> _Given exercise_
Copy each line that contains the word "exploración".

(Some records)
_____

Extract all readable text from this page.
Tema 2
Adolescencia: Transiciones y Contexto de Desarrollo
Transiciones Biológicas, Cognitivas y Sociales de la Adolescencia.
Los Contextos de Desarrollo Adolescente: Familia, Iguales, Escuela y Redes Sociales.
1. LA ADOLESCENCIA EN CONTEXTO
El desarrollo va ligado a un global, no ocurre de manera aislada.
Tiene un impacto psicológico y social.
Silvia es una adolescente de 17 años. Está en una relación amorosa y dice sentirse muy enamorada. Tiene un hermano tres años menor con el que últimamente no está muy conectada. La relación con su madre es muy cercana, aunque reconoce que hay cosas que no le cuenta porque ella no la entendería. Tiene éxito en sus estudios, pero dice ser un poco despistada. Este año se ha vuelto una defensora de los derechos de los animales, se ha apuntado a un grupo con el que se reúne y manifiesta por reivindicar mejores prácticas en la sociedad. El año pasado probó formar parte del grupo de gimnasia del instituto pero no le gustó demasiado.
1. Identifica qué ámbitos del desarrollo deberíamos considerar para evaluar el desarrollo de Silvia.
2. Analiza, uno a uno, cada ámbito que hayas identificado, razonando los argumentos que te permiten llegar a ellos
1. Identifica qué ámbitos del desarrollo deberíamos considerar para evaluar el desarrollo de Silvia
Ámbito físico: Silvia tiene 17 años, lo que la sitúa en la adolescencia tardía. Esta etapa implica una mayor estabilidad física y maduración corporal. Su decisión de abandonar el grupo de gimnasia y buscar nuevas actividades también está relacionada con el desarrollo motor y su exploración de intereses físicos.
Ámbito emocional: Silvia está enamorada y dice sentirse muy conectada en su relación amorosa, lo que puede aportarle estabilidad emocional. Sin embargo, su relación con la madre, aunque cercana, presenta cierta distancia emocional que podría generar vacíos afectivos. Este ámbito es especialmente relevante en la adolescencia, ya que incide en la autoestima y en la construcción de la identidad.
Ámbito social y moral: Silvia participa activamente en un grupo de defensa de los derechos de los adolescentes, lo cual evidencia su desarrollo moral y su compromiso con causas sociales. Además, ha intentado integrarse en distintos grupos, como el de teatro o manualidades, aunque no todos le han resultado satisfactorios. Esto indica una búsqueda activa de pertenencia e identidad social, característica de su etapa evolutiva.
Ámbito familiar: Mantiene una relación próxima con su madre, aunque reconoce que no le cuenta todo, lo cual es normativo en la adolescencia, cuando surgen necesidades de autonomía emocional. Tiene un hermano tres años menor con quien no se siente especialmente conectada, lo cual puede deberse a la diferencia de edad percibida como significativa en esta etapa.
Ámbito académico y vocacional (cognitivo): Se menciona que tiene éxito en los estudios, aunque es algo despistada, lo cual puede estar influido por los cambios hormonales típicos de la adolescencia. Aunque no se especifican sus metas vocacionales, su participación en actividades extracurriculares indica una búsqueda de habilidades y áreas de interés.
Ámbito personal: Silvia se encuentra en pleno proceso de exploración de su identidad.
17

_____

> _Task response_
Ámbito físico: Silvia tiene 17 años, lo que la sitúa en la adolescencia tardía. Esta etapa implica una mayor estabilidad física y maduración corporal. Su decisión de abandonar el grupo de gimnasia y buscar nuevas actividades también está relacionada con el desarrollo motor y su exploración de intereses físicos.
Ámbito personal: Silvia se encuentra en pleno proceso de exploración de su identidad.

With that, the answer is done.